• [EXERCISE REQUIREMENTS]: Keep only the lines that hold the string "kibontakozásával", filtering out the rest of the entries below.

(Dataset rows)
** begin **

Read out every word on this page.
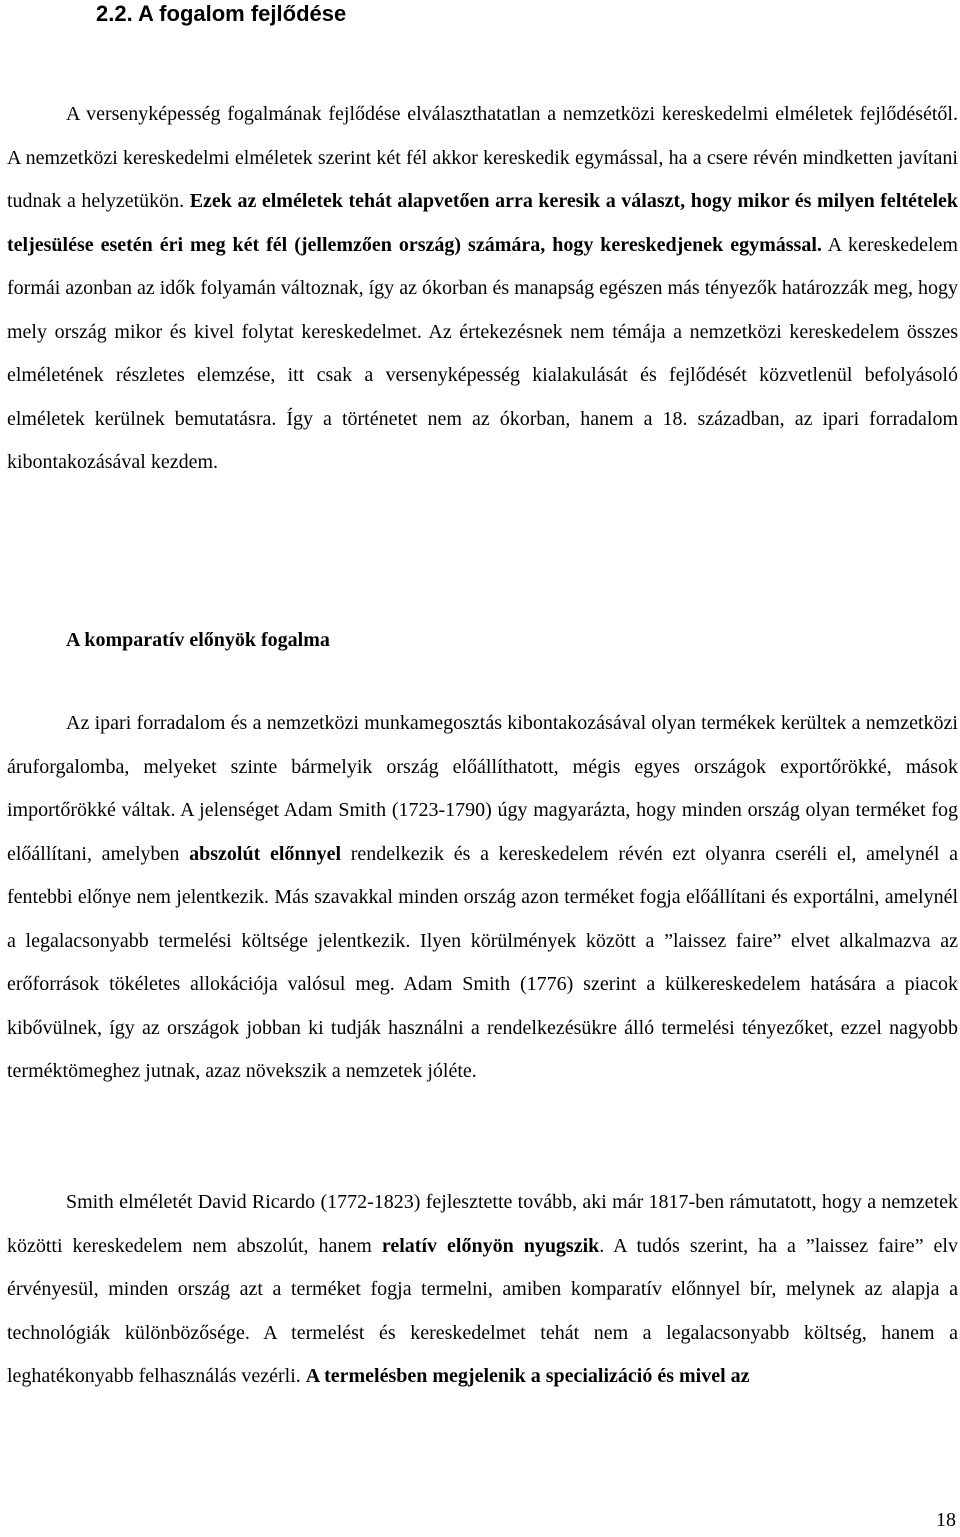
2.2. A fogalom fejlődése

A versenyképesség fogalmának fejlődése elválaszthatatlan a nemzetközi kereskedelmi elméletek fejlődésétől. A nemzetközi kereskedelmi elméletek szerint két fél akkor kereskedik egymással, ha a csere révén mindketten javítani tudnak a helyzetükön. Ezek az elméletek tehát alapvetően arra keresik a választ, hogy mikor és milyen feltételek teljesülése esetén éri meg két fél (jellemzően ország) számára, hogy kereskedjenek egymással. A kereskedelem formái azonban az idők folyamán változnak, így az ókorban és manapság egészen más tényezők határozzák meg, hogy mely ország mikor és kivel folytat kereskedelmet. Az értekezésnek nem témája a nemzetközi kereskedelem összes elméletének részletes elemzése, itt csak a versenyképesség kialakulását és fejlődését közvetlenül befolyásoló elméletek kerülnek bemutatásra. Így a történetet nem az ókorban, hanem a 18. században, az ipari forradalom kibontakozásával kezdem.

A komparatív előnyök fogalma

Az ipari forradalom és a nemzetközi munkamegosztás kibontakozásával olyan termékek kerültek a nemzetközi áruforgalomba, melyeket szinte bármelyik ország előállíthatott, mégis egyes országok exportőrökké, mások importőrökké váltak. A jelenséget Adam Smith (1723-1790) úgy magyarázta, hogy minden ország olyan terméket fog előállítani, amelyben abszolút előnnyel rendelkezik és a kereskedelem révén ezt olyanra cseréli el, amelynél a fentebbi előnye nem jelentkezik. Más szavakkal minden ország azon terméket fogja előállítani és exportálni, amelynél a legalacsonyabb termelési költsége jelentkezik. Ilyen körülmények között a ”laissez faire” elvet alkalmazva az erőforrások tökéletes allokációja valósul meg. Adam Smith (1776) szerint a külkereskedelem hatására a piacok kibővülnek, így az országok jobban ki tudják használni a rendelkezésükre álló termelési tényezőket, ezzel nagyobb terméktömeghez jutnak, azaz növekszik a nemzetek jóléte.

Smith elméletét David Ricardo (1772-1823) fejlesztette tovább, aki már 1817-ben rámutatott, hogy a nemzetek közötti kereskedelem nem abszolút, hanem relatív előnyön nyugszik. A tudós szerint, ha a ”laissez faire” elv érvényesül, minden ország azt a terméket fogja termelni, amiben komparatív előnnyel bír, melynek az alapja a technológiák különbözősége. A termelést és kereskedelmet tehát nem a legalacsonyabb költség, hanem a leghatékonyabb felhasználás vezérli. A termelésben megjelenik a specializáció és mivel az

18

** end **

• [TASK RESULT]:
A versenyképesség fogalmának fejlődése elválaszthatatlan a nemzetközi kereskedelmi elméletek fejlődésétől. A nemzetközi kereskedelmi elméletek szerint két fél akkor kereskedik egymással, ha a csere révén mindketten javítani tudnak a helyzetükön. Ezek az elméletek tehát alapvetően arra keresik a választ, hogy mikor és milyen feltételek teljesülése esetén éri meg két fél (jellemzően ország) számára, hogy kereskedjenek egymással. A kereskedelem formái azonban az idők folyamán változnak, így az ókorban és manapság egészen más tényezők határozzák meg, hogy mely ország mikor és kivel folytat kereskedelmet. Az értekezésnek nem témája a nemzetközi kereskedelem összes elméletének részletes elemzése, itt csak a versenyképesség kialakulását és fejlődését közvetlenül befolyásoló elméletek kerülnek bemutatásra. Így a történetet nem az ókorban, hanem a 18. században, az ipari forradalom kibontakozásával kezdem.
Az ipari forradalom és a nemzetközi munkamegosztás kibontakozásával olyan termékek kerültek a nemzetközi áruforgalomba, melyeket szinte bármelyik ország előállíthatott, mégis egyes országok exportőrökké, mások importőrökké váltak. A jelenséget Adam Smith (1723-1790) úgy magyarázta, hogy minden ország olyan terméket fog előállítani, amelyben abszolút előnnyel rendelkezik és a kereskedelem révén ezt olyanra cseréli el, amelynél a fentebbi előnye nem jelentkezik. Más szavakkal minden ország azon terméket fogja előállítani és exportálni, amelynél a legalacsonyabb termelési költsége jelentkezik. Ilyen körülmények között a ”laissez faire” elvet alkalmazva az erőforrások tökéletes allokációja valósul meg. Adam Smith (1776) szerint a külkereskedelem hatására a piacok kibővülnek, így az országok jobban ki tudják használni a rendelkezésükre álló termelési tényezőket, ezzel nagyobb terméktömeghez jutnak, azaz növekszik a nemzetek jóléte.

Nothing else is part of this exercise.